Could you write out every record below exactly, leaving out any pictures?

⁂

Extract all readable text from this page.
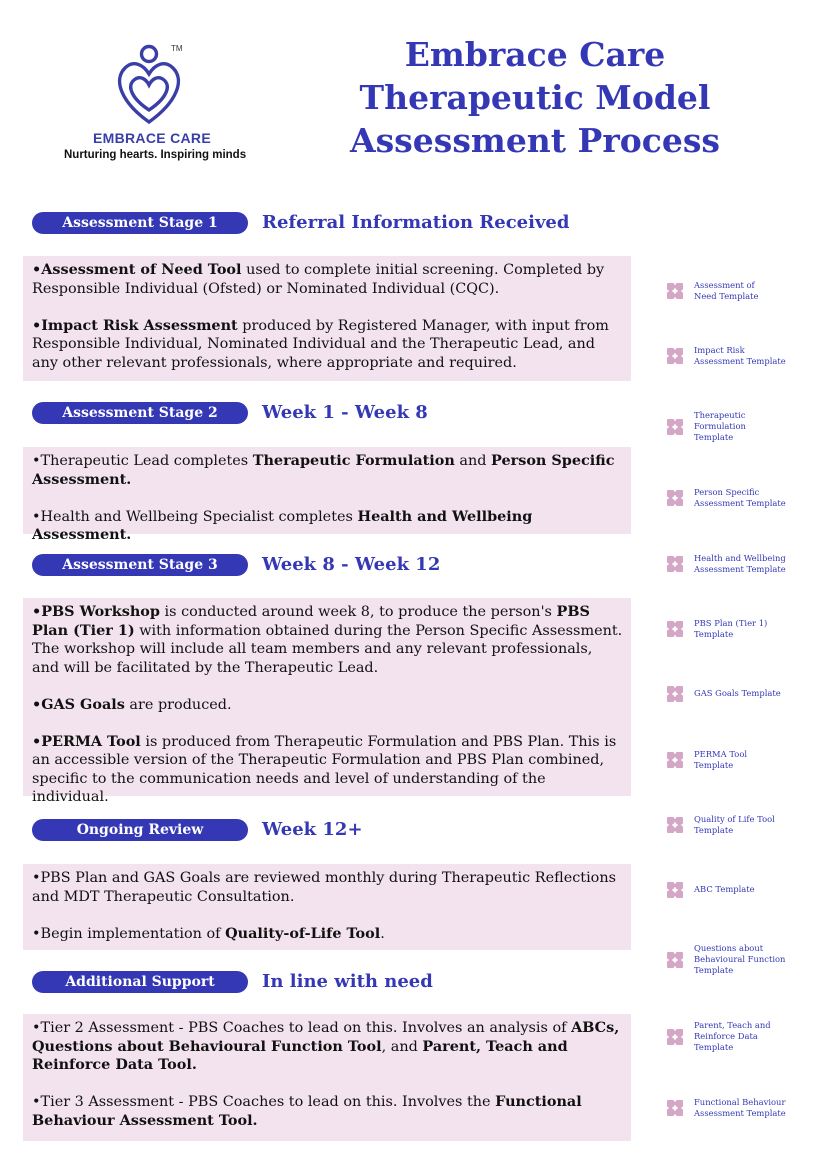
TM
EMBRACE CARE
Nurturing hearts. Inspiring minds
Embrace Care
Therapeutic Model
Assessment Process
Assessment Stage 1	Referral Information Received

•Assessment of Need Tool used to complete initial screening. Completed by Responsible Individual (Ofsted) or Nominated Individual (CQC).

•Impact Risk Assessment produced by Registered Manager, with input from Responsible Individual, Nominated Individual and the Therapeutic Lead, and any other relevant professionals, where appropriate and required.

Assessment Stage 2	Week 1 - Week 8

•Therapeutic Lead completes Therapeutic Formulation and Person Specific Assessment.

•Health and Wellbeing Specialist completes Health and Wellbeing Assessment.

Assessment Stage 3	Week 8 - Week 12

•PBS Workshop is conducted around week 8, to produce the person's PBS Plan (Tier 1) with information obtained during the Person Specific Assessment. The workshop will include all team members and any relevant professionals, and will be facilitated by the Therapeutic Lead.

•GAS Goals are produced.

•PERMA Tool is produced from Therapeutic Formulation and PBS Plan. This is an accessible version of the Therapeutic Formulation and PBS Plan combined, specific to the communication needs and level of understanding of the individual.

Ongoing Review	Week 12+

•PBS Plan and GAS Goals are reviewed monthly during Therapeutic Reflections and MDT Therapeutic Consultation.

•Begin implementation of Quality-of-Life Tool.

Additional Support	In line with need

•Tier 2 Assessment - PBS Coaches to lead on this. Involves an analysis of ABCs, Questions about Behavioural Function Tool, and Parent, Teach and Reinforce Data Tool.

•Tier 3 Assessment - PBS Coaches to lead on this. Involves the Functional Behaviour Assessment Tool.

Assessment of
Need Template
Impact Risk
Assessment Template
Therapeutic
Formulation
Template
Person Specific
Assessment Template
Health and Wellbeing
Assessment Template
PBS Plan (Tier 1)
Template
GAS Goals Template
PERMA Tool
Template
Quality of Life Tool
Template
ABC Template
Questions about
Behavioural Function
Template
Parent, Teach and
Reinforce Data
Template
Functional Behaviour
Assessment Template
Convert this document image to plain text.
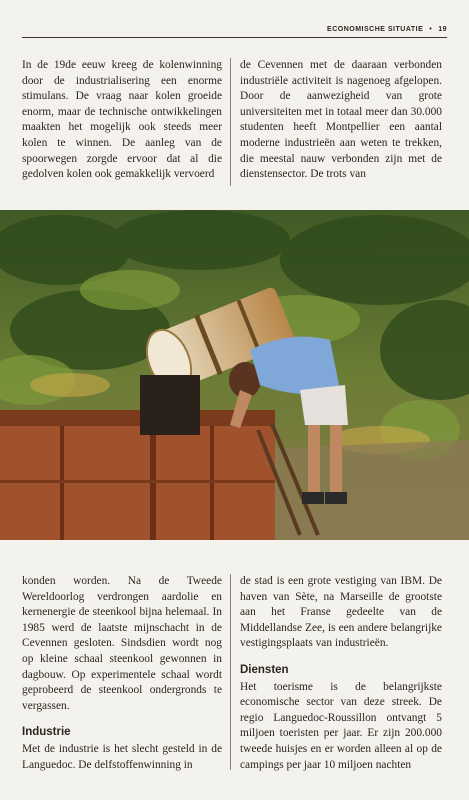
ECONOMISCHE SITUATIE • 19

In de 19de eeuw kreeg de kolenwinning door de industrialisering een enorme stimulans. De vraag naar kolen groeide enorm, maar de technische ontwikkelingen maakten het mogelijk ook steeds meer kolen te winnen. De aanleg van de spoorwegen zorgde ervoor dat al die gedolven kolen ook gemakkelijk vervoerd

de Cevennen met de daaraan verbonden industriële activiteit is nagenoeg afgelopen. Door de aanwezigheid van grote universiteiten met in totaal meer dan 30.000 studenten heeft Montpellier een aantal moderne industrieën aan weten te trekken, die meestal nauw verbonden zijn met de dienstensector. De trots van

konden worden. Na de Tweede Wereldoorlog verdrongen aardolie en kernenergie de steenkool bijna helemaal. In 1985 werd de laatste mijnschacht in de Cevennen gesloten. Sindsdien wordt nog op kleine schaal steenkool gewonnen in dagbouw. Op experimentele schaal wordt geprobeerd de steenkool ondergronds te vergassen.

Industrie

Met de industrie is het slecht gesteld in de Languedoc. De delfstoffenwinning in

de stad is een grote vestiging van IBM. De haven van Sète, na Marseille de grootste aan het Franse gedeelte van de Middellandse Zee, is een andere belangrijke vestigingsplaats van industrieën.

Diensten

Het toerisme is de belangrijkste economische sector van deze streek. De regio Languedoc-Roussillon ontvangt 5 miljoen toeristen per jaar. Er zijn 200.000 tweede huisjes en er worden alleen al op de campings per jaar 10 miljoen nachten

⁂

_COMPLETED EXERCISE_
Extract all readable text from this page.
TM
EMBRACE CARE
Nurturing hearts. Inspiring minds
Embrace Care
Therapeutic Model
Assessment Process
Assessment Stage 1	Referral Information Received

•Assessment of Need Tool used to complete initial screening. Completed by Responsible Individual (Ofsted) or Nominated Individual (CQC).

•Impact Risk Assessment produced by Registered Manager, with input from Responsible Individual, Nominated Individual and the Therapeutic Lead, and any other relevant professionals, where appropriate and required.

Assessment Stage 2	Week 1 - Week 8

•Therapeutic Lead completes Therapeutic Formulation and Person Specific Assessment.

•Health and Wellbeing Specialist completes Health and Wellbeing Assessment.

Assessment Stage 3	Week 8 - Week 12

•PBS Workshop is conducted around week 8, to produce the person's PBS Plan (Tier 1) with information obtained during the Person Specific Assessment. The workshop will include all team members and any relevant professionals, and will be facilitated by the Therapeutic Lead.

•GAS Goals are produced.

•PERMA Tool is produced from Therapeutic Formulation and PBS Plan. This is an accessible version of the Therapeutic Formulation and PBS Plan combined, specific to the communication needs and level of understanding of the individual.

Ongoing Review	Week 12+

•PBS Plan and GAS Goals are reviewed monthly during Therapeutic Reflections and MDT Therapeutic Consultation.

•Begin implementation of Quality-of-Life Tool.

Additional Support	In line with need

•Tier 2 Assessment - PBS Coaches to lead on this. Involves an analysis of ABCs, Questions about Behavioural Function Tool, and Parent, Teach and Reinforce Data Tool.

•Tier 3 Assessment - PBS Coaches to lead on this. Involves the Functional Behaviour Assessment Tool.

Assessment of
Need Template
Impact Risk
Assessment Template
Therapeutic
Formulation
Template
Person Specific
Assessment Template
Health and Wellbeing
Assessment Template
PBS Plan (Tier 1)
Template
GAS Goals Template
PERMA Tool
Template
Quality of Life Tool
Template
ABC Template
Questions about
Behavioural Function
Template
Parent, Teach and
Reinforce Data
Template
Functional Behaviour
Assessment Template
Convert this document image to plain text.
ECONOMISCHE SITUATIE • 19

In de 19de eeuw kreeg de kolenwinning door de industrialisering een enorme stimulans. De vraag naar kolen groeide enorm, maar de technische ontwikkelingen maakten het mogelijk ook steeds meer kolen te winnen. De aanleg van de spoorwegen zorgde ervoor dat al die gedolven kolen ook gemakkelijk vervoerd

de Cevennen met de daaraan verbonden industriële activiteit is nagenoeg afgelopen. Door de aanwezigheid van grote universiteiten met in totaal meer dan 30.000 studenten heeft Montpellier een aantal moderne industrieën aan weten te trekken, die meestal nauw verbonden zijn met de dienstensector. De trots van

konden worden. Na de Tweede Wereldoorlog verdrongen aardolie en kernenergie de steenkool bijna helemaal. In 1985 werd de laatste mijnschacht in de Cevennen gesloten. Sindsdien wordt nog op kleine schaal steenkool gewonnen in dagbouw. Op experimentele schaal wordt geprobeerd de steenkool ondergronds te vergassen.

Industrie

Met de industrie is het slecht gesteld in de Languedoc. De delfstoffenwinning in

de stad is een grote vestiging van IBM. De haven van Sète, na Marseille de grootste aan het Franse gedeelte van de Middellandse Zee, is een andere belangrijke vestigingsplaats van industrieën.

Diensten

Het toerisme is de belangrijkste economische sector van deze streek. De regio Languedoc-Roussillon ontvangt 5 miljoen toeristen per jaar. Er zijn 200.000 tweede huisjes en er worden alleen al op de campings per jaar 10 miljoen nachten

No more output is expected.